Given problem >>
Transcribe every line, keeping it exact.

◇ ◇ ◇ ◇

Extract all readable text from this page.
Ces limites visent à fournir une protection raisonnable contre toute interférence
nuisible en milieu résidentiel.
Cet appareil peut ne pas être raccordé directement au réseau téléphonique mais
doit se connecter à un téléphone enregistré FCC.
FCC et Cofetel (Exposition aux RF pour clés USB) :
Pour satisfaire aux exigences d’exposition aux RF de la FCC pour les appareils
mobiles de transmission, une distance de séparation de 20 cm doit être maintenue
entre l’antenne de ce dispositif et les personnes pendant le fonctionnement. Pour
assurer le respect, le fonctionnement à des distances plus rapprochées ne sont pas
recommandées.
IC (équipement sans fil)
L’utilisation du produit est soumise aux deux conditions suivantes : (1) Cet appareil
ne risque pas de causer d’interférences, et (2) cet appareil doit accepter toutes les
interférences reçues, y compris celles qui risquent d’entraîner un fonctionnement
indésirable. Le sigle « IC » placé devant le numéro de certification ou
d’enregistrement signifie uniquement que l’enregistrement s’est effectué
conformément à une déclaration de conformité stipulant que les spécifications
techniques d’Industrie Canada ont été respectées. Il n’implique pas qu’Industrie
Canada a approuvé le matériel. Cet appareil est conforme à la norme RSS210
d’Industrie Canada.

◇ ◇ ◇ ◇

Result >>
Extract all readable text from this page.
Ces limites visent à fournir une protection raisonnable contre toute interférence
nuisible en milieu résidentiel.
Cet appareil peut ne pas être raccordé directement au réseau téléphonique mais
doit se connecter à un téléphone enregistré FCC.
FCC et Cofetel (Exposition aux RF pour clés USB) :
Pour satisfaire aux exigences d’exposition aux RF de la FCC pour les appareils
mobiles de transmission, une distance de séparation de 20 cm doit être maintenue
entre l’antenne de ce dispositif et les personnes pendant le fonctionnement. Pour
assurer le respect, le fonctionnement à des distances plus rapprochées ne sont pas
recommandées.
IC (équipement sans fil)
L’utilisation du produit est soumise aux deux conditions suivantes : (1) Cet appareil
ne risque pas de causer d’interférences, et (2) cet appareil doit accepter toutes les
interférences reçues, y compris celles qui risquent d’entraîner un fonctionnement
indésirable. Le sigle « IC » placé devant le numéro de certification ou
d’enregistrement signifie uniquement que l’enregistrement s’est effectué
conformément à une déclaration de conformité stipulant que les spécifications
techniques d’Industrie Canada ont été respectées. Il n’implique pas qu’Industrie
Canada a approuvé le matériel. Cet appareil est conforme à la norme RSS210
d’Industrie Canada.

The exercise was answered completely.